* _WHAT IS BEING ASKED_
Wherever the string "ήθελα" appears in a line, extract that line.

[Collected data]
<<<<

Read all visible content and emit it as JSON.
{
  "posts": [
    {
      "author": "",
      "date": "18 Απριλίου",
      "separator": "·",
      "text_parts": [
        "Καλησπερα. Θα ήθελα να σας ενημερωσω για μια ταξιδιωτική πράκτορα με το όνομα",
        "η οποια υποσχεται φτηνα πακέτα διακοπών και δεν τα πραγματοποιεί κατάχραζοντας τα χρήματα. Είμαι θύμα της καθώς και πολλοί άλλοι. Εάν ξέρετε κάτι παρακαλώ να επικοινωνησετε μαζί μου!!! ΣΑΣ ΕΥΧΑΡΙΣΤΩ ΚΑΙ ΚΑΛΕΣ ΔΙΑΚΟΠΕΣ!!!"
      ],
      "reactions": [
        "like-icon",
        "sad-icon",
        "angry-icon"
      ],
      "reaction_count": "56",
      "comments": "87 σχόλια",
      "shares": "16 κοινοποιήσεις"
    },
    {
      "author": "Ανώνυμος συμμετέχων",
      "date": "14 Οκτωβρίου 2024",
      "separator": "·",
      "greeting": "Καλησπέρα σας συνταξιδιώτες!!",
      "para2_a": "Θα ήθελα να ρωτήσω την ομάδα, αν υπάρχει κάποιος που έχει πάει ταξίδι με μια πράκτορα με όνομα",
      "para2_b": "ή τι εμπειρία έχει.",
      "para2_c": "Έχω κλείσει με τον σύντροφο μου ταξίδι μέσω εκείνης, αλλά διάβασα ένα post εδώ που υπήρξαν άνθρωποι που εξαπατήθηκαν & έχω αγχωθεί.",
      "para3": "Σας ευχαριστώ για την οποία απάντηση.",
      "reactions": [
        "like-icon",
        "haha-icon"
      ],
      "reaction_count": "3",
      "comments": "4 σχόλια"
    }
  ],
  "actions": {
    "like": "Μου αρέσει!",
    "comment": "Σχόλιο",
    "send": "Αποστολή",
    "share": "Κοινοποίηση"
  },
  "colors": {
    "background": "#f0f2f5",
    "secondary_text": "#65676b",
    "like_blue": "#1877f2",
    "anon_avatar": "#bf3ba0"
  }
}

>>>>

* _OUTPUT FOR THIS TASK_
        "Καλησπερα. Θα ήθελα να σας ενημερωσω για μια ταξιδιωτική πράκτορα με το όνομα",
      "para2_a": "Θα ήθελα να ρωτήσω την ομάδα, αν υπάρχει κάποιος που έχει πάει ταξίδι με μια πράκτορα με όνομα",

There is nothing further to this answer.